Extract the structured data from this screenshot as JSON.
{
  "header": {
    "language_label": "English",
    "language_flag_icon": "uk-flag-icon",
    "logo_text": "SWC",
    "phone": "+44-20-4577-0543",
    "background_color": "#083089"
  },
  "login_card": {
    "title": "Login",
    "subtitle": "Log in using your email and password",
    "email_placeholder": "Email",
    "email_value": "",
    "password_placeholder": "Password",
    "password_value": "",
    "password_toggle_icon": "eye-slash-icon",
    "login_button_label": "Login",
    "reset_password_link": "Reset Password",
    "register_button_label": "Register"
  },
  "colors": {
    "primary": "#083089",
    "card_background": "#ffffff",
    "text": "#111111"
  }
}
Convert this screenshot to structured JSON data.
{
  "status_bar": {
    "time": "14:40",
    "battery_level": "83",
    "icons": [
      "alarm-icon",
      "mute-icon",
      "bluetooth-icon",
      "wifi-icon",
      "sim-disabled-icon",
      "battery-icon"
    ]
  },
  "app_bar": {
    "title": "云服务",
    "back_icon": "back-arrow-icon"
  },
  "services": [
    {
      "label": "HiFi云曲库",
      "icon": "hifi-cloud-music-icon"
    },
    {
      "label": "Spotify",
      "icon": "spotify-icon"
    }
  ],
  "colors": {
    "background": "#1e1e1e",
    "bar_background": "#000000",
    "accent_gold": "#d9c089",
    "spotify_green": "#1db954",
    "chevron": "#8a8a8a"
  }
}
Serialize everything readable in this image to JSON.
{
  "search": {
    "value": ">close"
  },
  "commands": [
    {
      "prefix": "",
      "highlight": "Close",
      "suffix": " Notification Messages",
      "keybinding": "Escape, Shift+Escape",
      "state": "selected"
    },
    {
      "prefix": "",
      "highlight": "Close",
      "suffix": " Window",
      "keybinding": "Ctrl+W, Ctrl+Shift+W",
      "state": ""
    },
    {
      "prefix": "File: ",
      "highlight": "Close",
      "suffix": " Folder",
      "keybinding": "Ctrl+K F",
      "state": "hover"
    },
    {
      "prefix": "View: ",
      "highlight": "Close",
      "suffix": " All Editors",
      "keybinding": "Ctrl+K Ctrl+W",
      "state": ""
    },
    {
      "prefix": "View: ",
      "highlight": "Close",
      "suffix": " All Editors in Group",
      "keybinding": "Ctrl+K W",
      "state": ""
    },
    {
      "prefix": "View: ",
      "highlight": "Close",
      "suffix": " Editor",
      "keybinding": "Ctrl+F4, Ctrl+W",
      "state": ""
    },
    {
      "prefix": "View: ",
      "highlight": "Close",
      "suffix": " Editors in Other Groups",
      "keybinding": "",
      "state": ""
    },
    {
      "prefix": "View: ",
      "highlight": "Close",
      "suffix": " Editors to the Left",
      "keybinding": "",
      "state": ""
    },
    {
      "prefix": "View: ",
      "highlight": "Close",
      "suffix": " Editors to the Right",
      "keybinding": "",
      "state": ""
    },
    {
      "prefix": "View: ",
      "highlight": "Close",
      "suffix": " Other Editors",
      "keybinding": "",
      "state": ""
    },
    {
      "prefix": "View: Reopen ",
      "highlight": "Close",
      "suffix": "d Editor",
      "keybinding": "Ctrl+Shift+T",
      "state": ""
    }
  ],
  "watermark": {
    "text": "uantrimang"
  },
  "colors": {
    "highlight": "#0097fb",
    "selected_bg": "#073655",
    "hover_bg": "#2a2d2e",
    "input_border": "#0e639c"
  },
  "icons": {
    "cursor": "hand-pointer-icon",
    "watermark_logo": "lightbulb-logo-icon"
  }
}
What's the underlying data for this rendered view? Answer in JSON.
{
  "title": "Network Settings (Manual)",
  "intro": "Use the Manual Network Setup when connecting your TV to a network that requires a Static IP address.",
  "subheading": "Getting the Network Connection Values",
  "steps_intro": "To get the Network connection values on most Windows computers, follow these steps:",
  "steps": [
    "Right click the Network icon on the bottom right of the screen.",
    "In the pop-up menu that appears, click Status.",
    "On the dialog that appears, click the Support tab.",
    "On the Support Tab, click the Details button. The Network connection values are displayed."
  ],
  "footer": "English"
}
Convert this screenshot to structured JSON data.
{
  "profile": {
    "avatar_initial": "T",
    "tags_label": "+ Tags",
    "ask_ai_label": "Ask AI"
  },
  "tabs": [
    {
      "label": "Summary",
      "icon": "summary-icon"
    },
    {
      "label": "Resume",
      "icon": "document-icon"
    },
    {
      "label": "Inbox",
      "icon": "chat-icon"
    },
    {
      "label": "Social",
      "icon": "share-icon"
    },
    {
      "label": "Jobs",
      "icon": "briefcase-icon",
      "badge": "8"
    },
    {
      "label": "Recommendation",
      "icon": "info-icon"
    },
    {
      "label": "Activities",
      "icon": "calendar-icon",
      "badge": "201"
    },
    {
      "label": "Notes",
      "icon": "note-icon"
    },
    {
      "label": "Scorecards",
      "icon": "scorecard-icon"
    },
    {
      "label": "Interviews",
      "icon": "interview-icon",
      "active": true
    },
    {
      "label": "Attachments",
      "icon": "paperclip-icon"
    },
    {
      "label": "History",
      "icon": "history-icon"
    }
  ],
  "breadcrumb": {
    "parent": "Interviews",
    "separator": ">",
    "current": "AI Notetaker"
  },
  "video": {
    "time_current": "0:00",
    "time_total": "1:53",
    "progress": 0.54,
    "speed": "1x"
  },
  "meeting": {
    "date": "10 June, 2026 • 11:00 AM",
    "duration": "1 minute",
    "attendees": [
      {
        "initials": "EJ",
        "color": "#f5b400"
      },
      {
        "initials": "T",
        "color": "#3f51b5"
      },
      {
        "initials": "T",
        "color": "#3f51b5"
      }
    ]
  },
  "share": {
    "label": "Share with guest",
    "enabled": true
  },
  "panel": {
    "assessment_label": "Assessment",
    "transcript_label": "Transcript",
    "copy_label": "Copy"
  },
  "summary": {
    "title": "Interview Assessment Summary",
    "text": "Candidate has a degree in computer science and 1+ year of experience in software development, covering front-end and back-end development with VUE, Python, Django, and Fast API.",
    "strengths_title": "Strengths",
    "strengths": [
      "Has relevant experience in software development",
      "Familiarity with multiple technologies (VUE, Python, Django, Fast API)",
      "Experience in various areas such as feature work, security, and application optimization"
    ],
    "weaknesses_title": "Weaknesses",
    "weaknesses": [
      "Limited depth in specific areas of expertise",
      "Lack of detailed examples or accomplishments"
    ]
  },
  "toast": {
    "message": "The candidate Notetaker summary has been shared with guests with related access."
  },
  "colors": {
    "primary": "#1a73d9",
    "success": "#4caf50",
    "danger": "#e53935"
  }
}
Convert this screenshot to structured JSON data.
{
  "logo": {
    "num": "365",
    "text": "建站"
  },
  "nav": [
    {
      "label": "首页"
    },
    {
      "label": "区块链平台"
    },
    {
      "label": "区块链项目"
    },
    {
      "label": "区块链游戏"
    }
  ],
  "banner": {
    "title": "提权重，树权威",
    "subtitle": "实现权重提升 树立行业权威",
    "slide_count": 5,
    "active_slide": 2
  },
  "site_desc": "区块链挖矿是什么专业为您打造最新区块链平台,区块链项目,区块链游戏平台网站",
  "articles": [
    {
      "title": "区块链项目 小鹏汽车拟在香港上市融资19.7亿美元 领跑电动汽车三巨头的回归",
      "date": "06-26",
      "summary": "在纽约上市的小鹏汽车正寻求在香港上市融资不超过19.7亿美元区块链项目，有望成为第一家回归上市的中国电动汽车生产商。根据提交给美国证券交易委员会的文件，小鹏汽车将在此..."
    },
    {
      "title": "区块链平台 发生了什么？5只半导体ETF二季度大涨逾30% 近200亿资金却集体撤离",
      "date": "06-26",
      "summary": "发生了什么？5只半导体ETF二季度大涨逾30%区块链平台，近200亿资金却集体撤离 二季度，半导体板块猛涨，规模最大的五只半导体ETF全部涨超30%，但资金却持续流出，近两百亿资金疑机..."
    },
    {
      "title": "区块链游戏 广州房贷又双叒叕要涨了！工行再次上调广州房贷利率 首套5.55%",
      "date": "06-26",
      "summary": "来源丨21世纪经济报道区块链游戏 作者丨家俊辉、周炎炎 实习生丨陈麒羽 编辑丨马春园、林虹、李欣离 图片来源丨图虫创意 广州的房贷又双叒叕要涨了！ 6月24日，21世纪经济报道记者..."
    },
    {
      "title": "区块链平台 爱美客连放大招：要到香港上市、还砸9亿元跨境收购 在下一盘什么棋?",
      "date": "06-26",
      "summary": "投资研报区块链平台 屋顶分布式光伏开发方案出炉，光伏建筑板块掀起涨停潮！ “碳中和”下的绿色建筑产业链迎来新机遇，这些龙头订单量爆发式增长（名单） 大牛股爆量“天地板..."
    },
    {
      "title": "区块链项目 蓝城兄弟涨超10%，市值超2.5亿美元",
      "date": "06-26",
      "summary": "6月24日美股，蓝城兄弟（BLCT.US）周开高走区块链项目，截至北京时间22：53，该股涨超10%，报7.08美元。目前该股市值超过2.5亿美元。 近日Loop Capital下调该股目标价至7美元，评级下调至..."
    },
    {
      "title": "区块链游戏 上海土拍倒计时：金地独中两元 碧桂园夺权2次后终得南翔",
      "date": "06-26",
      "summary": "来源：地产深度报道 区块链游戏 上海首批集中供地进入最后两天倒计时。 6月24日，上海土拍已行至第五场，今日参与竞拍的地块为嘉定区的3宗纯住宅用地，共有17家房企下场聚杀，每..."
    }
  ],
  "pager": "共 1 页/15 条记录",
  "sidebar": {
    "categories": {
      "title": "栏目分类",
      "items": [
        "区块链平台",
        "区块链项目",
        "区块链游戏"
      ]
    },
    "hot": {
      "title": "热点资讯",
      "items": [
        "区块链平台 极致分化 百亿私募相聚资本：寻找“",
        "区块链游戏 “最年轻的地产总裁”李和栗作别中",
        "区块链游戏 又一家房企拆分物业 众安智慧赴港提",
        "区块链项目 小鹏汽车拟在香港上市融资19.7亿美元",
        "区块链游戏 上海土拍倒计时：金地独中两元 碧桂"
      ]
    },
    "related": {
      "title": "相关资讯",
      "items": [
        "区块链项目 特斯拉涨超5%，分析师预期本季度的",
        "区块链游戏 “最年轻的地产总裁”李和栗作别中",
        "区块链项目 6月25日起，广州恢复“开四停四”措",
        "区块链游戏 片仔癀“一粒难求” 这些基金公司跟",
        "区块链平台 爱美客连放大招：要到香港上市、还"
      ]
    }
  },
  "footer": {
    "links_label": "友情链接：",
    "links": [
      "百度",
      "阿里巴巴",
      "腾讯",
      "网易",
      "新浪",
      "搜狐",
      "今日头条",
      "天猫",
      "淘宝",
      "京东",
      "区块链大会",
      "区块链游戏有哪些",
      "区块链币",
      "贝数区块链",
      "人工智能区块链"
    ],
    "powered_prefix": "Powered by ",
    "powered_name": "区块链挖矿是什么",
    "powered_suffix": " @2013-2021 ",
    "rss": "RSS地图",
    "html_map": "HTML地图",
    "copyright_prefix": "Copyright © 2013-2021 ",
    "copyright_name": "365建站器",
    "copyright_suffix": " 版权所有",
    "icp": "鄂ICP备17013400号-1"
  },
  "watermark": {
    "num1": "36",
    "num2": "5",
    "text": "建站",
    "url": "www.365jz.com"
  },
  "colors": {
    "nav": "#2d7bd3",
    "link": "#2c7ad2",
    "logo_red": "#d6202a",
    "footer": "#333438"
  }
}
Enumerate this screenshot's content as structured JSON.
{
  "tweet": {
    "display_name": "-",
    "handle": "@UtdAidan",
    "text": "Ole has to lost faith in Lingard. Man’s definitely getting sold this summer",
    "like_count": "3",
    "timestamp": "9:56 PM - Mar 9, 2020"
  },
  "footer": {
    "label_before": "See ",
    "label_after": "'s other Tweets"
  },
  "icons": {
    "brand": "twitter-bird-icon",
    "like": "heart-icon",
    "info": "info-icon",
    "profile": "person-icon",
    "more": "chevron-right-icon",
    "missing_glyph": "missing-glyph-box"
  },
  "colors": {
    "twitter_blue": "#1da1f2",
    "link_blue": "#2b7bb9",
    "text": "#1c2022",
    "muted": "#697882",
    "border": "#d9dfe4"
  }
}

■ ■ ■

## Set task
Say how many lines hold the word "金地独中两元", giving the number and nothing else.

## Task solution
2